#### Short problem
Copy verbatim the lines of the entries from the one containing "Patent image size: (619, 660)." through the one containing "The radius of", both inclusive.

#### Records for the task
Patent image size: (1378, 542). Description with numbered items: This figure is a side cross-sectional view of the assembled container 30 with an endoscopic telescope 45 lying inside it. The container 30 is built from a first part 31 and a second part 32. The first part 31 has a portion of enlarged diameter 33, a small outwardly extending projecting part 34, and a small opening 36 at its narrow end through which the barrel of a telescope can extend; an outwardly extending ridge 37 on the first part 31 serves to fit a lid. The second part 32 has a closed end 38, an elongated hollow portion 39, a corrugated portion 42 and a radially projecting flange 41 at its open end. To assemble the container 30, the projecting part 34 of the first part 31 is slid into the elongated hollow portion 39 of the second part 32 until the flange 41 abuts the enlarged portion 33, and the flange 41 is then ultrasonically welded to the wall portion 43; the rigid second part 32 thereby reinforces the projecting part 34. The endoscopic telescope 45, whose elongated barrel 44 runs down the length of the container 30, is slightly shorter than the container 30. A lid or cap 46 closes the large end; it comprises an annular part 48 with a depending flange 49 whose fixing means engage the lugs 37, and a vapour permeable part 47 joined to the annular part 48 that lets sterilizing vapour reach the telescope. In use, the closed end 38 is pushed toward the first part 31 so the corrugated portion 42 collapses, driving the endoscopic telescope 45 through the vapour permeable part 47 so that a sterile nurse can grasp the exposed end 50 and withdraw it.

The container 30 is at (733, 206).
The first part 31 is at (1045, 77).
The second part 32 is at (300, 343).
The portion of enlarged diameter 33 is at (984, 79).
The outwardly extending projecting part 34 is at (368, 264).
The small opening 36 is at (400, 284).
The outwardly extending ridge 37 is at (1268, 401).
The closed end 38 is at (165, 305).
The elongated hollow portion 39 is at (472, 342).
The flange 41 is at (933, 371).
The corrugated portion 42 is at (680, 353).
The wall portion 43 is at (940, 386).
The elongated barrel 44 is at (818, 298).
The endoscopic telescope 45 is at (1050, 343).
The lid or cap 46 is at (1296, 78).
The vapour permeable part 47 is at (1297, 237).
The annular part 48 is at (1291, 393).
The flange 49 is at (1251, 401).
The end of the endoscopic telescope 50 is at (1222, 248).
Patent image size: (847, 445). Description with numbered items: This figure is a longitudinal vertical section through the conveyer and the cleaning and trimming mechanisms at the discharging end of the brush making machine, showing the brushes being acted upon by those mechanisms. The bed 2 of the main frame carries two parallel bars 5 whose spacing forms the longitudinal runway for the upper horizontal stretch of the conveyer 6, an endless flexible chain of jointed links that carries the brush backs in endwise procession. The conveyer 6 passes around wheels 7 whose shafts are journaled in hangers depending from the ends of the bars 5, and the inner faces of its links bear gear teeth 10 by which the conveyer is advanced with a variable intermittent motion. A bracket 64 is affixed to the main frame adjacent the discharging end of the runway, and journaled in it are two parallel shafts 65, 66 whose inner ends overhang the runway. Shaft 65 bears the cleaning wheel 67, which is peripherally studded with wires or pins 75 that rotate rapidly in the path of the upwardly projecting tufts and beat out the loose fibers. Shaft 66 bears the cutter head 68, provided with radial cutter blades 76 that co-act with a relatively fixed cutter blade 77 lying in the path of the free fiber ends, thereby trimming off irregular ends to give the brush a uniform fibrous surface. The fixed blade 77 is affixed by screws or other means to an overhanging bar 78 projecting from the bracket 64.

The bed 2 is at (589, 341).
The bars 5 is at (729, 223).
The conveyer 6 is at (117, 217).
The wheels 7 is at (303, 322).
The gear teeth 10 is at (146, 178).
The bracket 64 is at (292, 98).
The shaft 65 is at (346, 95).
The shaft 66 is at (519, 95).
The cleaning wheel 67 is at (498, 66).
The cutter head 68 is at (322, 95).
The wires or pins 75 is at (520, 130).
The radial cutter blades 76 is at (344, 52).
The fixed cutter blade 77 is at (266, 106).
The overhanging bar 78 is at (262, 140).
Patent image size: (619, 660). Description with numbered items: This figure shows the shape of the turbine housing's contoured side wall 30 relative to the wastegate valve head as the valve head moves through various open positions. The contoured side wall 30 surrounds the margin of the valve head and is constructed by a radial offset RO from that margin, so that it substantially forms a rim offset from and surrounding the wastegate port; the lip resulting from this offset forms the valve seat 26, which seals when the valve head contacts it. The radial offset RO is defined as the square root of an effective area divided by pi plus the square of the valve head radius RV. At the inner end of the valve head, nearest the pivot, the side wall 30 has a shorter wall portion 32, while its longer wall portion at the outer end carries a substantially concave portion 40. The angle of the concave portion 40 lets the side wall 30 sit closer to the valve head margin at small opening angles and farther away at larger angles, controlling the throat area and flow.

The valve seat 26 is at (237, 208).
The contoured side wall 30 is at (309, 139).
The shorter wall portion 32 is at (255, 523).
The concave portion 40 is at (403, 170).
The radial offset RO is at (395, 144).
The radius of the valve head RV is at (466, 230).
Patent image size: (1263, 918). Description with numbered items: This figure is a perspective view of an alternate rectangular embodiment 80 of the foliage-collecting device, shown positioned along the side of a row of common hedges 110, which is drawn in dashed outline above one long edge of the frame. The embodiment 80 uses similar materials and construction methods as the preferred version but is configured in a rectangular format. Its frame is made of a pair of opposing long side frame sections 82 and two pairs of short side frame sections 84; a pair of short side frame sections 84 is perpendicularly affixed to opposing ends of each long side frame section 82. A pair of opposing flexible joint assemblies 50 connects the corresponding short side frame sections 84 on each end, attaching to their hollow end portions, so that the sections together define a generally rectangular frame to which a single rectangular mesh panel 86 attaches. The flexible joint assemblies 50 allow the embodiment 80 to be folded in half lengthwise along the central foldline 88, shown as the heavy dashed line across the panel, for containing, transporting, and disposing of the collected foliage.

#### Written answer
Patent image size: (619, 660). Description with numbered items: This figure shows the shape of the turbine housing's contoured side wall 30 relative to the wastegate valve head as the valve head moves through various open positions. The contoured side wall 30 surrounds the margin of the valve head and is constructed by a radial offset RO from that margin, so that it substantially forms a rim offset from and surrounding the wastegate port; the lip resulting from this offset forms the valve seat 26, which seals when the valve head contacts it. The radial offset RO is defined as the square root of an effective area divided by pi plus the square of the valve head radius RV. At the inner end of the valve head, nearest the pivot, the side wall 30 has a shorter wall portion 32, while its longer wall portion at the outer end carries a substantially concave portion 40. The angle of the concave portion 40 lets the side wall 30 sit closer to the valve head margin at small opening angles and farther away at larger angles, controlling the throat area and flow.

The valve seat 26 is at (237, 208).
The contoured side wall 30 is at (309, 139).
The shorter wall portion 32 is at (255, 523).
The concave portion 40 is at (403, 170).
The radial offset RO is at (395, 144).
The radius of the valve head RV is at (466, 230).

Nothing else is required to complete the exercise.